** start EXTRACTED ENTRIES **

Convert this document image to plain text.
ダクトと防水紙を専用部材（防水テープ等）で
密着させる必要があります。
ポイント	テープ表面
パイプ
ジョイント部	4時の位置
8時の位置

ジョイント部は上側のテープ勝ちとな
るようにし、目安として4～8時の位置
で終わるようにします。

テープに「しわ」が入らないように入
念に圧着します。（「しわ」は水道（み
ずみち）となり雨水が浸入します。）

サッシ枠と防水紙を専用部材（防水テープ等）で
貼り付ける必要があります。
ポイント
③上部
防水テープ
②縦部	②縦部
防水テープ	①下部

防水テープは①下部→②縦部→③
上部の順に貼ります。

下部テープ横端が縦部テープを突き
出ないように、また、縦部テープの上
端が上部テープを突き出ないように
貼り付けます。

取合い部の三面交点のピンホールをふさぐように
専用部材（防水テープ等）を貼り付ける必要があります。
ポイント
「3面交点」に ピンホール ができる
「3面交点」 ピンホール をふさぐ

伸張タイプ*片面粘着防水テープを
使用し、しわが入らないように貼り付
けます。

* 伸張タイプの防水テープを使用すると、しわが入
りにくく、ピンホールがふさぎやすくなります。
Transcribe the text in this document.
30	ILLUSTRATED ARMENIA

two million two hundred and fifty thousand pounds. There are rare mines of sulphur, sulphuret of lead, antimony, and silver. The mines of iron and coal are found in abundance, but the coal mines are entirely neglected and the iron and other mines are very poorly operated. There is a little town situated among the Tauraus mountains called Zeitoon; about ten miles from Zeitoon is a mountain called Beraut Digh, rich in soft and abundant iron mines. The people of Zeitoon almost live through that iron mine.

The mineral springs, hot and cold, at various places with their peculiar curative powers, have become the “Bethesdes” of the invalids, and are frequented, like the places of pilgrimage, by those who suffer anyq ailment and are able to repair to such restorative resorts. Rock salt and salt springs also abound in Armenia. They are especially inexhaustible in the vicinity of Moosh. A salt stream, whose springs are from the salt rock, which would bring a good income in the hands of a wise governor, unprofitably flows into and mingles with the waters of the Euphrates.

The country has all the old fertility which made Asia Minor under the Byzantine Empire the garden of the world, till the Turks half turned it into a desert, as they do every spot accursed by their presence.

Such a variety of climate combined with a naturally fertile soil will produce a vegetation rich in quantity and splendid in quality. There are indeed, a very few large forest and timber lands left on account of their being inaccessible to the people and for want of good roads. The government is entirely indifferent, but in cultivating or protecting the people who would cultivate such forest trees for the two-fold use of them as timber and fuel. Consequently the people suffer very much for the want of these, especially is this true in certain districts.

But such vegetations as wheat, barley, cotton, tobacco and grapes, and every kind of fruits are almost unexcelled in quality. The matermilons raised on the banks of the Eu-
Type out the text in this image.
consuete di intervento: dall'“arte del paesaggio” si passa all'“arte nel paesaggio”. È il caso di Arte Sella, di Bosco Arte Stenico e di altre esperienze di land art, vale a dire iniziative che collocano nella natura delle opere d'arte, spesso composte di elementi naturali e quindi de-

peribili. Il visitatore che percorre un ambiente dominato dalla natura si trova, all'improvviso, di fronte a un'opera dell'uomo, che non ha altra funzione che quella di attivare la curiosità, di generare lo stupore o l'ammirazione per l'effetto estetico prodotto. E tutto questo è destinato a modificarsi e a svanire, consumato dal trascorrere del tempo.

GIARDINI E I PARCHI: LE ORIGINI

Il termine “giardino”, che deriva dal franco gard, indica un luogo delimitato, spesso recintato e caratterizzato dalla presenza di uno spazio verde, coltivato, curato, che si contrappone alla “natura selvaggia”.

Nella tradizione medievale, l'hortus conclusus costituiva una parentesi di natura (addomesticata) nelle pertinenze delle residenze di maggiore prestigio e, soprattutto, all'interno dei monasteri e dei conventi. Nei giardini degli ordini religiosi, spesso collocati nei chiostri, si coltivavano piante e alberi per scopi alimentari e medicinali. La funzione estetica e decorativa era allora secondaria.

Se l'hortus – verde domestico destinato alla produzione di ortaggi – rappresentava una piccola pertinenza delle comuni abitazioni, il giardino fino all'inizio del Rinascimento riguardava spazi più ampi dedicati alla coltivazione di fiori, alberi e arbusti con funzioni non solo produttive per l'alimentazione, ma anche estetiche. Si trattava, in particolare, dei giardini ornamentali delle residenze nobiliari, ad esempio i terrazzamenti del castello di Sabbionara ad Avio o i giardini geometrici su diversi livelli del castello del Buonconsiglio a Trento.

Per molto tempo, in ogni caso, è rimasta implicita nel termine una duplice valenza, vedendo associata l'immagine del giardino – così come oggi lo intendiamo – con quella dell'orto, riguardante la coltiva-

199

** end EXTRACTED ENTRIES **

> [PROBLEM DETAILS] From the records given above, copy all lines containing "quella".

> [WRITTEN RESPONSE]
peribili. Il visitatore che percorre un ambiente dominato dalla natura si trova, all'improvviso, di fronte a un'opera dell'uomo, che non ha altra funzione che quella di attivare la curiosità, di generare lo stupore o l'ammirazione per l'effetto estetico prodotto. E tutto questo è destinato a modificarsi e a svanire, consumato dal trascorrere del tempo.
Per molto tempo, in ogni caso, è rimasta implicita nel termine una duplice valenza, vedendo associata l'immagine del giardino – così come oggi lo intendiamo – con quella dell'orto, riguardante la coltiva-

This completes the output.